*EXERCISE PROMPT:* Locate the string "Colorado" throughout the material and copy every line in which it occurs.

(Dataset listings of figures)

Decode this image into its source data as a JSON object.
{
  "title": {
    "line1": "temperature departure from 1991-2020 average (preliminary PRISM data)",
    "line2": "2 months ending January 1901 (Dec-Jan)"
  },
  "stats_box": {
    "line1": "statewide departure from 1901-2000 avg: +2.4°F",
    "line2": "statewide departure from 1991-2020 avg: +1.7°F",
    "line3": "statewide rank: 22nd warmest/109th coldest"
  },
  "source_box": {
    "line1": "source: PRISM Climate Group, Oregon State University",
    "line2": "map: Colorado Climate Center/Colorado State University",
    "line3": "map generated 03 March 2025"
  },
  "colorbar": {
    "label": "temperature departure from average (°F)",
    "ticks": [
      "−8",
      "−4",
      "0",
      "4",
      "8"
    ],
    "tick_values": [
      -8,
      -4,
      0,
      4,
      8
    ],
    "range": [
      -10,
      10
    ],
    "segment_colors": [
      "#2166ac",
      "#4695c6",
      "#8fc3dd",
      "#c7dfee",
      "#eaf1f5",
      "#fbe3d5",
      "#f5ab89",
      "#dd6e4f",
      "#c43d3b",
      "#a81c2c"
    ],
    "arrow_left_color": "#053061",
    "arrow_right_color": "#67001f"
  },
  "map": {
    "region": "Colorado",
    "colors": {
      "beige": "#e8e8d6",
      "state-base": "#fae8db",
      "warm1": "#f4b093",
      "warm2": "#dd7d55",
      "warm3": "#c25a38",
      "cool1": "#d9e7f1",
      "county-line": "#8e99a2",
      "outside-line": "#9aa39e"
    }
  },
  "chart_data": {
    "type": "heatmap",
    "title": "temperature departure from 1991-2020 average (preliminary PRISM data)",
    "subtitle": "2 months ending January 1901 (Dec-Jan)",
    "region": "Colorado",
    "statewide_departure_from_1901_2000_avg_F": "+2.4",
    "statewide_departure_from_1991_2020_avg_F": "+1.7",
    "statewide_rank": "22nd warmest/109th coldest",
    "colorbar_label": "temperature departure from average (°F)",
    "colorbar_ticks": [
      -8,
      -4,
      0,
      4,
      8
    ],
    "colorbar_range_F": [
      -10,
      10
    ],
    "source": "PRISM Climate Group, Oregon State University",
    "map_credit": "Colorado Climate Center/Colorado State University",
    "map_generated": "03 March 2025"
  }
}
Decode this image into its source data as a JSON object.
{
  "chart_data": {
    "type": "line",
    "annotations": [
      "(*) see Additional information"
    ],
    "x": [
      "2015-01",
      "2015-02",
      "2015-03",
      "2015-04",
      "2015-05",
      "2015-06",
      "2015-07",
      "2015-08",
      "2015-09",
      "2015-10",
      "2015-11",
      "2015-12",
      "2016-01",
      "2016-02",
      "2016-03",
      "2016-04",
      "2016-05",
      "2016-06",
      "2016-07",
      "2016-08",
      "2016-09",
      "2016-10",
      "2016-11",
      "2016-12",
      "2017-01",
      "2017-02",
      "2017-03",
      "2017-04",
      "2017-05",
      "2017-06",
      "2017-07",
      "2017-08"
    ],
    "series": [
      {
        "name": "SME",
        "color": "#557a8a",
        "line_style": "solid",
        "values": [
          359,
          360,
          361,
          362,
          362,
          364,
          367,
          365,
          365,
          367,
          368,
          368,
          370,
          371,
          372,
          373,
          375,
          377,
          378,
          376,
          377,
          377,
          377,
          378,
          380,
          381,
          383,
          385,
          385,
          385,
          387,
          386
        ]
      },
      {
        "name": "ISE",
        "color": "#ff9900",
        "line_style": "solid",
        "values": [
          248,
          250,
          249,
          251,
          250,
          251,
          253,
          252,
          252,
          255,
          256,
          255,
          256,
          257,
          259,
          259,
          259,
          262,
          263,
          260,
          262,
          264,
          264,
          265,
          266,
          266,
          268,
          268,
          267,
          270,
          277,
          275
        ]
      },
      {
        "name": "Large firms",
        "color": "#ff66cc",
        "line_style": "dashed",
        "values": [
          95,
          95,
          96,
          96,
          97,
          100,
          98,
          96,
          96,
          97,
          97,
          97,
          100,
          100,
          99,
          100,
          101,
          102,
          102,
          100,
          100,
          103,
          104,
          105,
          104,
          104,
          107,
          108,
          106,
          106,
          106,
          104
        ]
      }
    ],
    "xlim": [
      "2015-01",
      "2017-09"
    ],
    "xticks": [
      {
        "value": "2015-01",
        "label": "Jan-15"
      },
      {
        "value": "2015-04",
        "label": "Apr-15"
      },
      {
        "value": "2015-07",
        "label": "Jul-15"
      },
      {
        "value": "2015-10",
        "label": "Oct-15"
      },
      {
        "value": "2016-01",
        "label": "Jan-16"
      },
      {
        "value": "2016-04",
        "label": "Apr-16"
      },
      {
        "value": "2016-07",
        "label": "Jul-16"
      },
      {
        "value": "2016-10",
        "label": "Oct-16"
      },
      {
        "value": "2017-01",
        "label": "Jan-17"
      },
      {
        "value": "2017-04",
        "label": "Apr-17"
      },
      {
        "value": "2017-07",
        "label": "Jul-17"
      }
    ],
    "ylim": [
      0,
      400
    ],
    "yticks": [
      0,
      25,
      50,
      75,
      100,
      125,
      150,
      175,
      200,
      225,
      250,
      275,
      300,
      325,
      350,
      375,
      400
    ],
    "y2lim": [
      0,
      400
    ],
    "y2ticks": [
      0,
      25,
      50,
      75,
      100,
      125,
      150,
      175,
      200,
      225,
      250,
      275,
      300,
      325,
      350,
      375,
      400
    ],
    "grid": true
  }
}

*CORRECT ANSWER:*
    "line2": "map: Colorado Climate Center/Colorado State University",
    "region": "Colorado",
    "region": "Colorado",
    "map_credit": "Colorado Climate Center/Colorado State University",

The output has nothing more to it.